> _REQUIRED WORK_: Go through the listing and copy each line with the string "name".

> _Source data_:
══════════════════════════════

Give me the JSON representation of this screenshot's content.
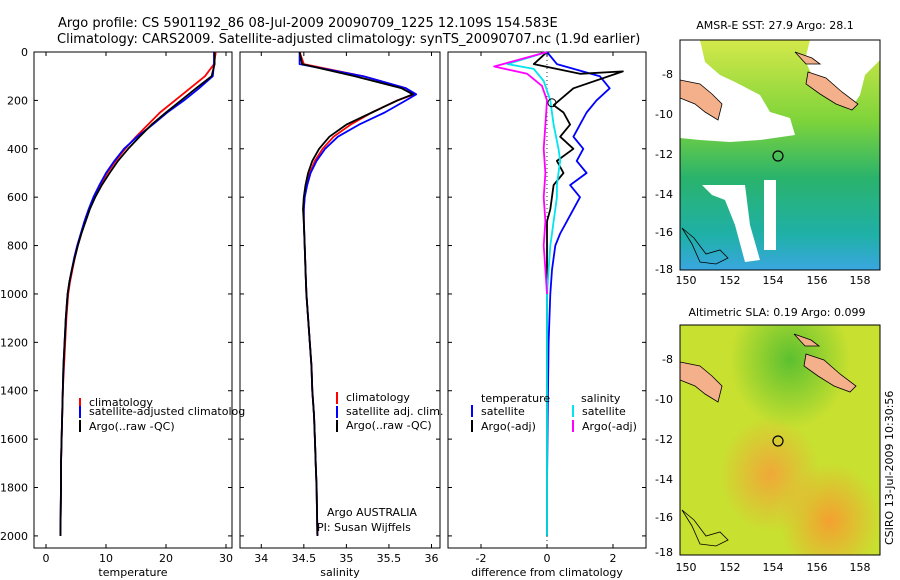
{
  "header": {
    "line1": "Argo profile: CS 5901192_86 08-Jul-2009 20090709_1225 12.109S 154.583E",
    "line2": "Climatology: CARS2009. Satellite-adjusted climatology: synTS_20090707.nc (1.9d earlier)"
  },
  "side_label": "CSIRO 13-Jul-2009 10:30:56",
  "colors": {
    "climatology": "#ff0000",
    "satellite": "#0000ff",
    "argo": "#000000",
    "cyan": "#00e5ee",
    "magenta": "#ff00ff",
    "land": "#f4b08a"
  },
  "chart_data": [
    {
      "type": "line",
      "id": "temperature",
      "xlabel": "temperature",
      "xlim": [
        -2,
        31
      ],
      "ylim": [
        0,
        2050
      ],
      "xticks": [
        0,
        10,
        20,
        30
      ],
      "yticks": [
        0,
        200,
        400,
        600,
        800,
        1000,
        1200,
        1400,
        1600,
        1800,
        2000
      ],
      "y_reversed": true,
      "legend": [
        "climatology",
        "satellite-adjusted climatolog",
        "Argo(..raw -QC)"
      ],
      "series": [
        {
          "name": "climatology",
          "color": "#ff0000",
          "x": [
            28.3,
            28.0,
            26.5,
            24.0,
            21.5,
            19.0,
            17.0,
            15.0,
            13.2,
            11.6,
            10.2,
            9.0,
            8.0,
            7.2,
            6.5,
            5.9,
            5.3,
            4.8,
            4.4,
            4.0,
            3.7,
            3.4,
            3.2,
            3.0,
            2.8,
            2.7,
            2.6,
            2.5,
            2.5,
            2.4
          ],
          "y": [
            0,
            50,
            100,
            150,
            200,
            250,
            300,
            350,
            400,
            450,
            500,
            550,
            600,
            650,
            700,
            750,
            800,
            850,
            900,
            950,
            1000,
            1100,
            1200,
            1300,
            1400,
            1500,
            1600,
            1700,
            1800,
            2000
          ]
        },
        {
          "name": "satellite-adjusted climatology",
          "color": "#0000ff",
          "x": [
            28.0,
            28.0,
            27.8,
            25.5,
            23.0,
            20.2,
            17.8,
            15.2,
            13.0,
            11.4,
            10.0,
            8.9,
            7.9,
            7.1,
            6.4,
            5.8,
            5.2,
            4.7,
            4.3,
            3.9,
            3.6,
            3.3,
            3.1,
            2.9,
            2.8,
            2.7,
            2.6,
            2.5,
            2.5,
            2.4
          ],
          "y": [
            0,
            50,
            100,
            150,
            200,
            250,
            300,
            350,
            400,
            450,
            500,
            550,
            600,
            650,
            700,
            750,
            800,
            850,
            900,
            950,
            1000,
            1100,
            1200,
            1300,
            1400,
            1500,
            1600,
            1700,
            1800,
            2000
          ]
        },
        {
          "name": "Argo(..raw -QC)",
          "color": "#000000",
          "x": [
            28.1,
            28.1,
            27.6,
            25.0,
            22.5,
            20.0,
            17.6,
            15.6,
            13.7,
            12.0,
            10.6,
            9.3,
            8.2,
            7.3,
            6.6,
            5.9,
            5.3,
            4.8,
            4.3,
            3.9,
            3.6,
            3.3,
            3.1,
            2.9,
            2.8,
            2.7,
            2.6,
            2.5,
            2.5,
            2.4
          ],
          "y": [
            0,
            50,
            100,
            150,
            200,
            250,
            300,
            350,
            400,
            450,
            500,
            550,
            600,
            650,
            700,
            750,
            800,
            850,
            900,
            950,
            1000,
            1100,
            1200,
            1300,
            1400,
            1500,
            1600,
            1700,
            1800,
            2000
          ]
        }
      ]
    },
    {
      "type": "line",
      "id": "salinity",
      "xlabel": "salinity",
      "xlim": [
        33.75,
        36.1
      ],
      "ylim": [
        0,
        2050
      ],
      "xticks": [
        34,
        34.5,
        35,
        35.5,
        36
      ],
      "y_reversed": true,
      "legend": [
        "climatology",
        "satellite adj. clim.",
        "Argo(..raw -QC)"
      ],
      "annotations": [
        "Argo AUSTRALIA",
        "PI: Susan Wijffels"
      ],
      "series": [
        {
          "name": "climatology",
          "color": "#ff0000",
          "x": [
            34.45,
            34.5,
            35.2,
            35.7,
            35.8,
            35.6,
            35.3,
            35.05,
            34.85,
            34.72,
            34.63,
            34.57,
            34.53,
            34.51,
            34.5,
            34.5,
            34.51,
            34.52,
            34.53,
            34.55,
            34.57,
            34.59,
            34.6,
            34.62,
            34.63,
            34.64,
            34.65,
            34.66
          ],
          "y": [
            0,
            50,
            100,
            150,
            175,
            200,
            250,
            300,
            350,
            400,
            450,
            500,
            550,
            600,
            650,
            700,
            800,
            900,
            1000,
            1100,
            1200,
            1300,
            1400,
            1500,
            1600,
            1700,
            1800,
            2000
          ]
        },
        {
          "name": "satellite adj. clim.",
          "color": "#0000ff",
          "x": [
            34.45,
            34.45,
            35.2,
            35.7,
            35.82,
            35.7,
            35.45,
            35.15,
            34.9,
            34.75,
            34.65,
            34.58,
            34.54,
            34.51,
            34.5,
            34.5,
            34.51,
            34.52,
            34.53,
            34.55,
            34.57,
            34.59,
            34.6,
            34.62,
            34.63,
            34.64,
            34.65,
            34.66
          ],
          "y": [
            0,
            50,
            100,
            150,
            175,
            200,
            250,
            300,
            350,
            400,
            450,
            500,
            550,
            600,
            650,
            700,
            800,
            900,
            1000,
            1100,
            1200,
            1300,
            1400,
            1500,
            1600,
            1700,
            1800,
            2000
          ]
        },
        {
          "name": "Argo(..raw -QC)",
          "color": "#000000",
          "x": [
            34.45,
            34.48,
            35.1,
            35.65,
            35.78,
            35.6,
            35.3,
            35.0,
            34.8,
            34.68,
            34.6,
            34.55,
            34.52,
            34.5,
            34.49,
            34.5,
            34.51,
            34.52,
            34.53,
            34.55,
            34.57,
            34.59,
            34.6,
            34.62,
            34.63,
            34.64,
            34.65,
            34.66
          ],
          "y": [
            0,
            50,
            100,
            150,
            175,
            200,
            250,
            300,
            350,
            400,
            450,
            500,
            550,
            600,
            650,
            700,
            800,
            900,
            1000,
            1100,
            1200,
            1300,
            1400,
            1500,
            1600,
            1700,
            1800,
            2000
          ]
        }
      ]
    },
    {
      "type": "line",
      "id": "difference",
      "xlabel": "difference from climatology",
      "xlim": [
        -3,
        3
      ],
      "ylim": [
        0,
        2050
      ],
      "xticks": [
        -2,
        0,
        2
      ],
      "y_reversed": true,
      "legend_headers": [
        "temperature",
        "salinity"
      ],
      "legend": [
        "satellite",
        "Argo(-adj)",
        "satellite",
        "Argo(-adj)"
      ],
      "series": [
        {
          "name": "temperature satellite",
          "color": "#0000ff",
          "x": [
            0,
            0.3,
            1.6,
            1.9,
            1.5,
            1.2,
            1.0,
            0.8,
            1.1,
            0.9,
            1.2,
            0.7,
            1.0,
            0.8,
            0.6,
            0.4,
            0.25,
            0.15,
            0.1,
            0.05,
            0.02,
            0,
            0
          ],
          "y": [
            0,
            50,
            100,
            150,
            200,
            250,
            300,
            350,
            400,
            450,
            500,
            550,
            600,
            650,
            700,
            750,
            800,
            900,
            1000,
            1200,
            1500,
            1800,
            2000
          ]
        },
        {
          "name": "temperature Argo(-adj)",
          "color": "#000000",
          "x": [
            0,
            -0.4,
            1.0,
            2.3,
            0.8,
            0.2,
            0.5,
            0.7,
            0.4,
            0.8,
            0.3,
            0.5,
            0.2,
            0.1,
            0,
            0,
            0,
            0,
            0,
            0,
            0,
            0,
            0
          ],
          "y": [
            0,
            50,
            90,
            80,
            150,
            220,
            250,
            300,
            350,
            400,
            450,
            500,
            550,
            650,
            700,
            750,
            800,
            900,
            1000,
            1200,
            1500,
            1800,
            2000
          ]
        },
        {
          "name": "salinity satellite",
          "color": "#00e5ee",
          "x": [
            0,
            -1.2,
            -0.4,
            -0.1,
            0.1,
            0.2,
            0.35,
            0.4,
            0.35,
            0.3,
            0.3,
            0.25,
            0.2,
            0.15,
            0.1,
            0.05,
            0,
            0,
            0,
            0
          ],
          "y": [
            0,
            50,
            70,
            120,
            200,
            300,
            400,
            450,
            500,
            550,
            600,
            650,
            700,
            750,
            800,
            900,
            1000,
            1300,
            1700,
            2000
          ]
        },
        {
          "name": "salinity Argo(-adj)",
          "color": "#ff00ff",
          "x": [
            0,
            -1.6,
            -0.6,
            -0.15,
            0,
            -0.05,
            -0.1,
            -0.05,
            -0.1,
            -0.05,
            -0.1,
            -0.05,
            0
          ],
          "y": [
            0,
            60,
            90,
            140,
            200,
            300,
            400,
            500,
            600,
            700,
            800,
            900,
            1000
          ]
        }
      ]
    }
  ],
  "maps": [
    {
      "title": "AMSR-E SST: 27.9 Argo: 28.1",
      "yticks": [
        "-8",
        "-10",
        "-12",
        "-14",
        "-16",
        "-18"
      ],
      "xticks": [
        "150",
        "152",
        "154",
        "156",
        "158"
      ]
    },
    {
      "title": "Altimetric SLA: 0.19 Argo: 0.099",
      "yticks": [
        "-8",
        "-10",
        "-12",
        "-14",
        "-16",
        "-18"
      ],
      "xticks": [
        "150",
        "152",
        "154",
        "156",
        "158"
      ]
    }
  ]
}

══════════════════════════════

> _IN RESPONSE_:
          "name": "climatology",
          "name": "satellite-adjusted climatology",
          "name": "Argo(..raw -QC)",
          "name": "climatology",
          "name": "satellite adj. clim.",
          "name": "Argo(..raw -QC)",
          "name": "temperature satellite",
          "name": "temperature Argo(-adj)",
          "name": "salinity satellite",
          "name": "salinity Argo(-adj)",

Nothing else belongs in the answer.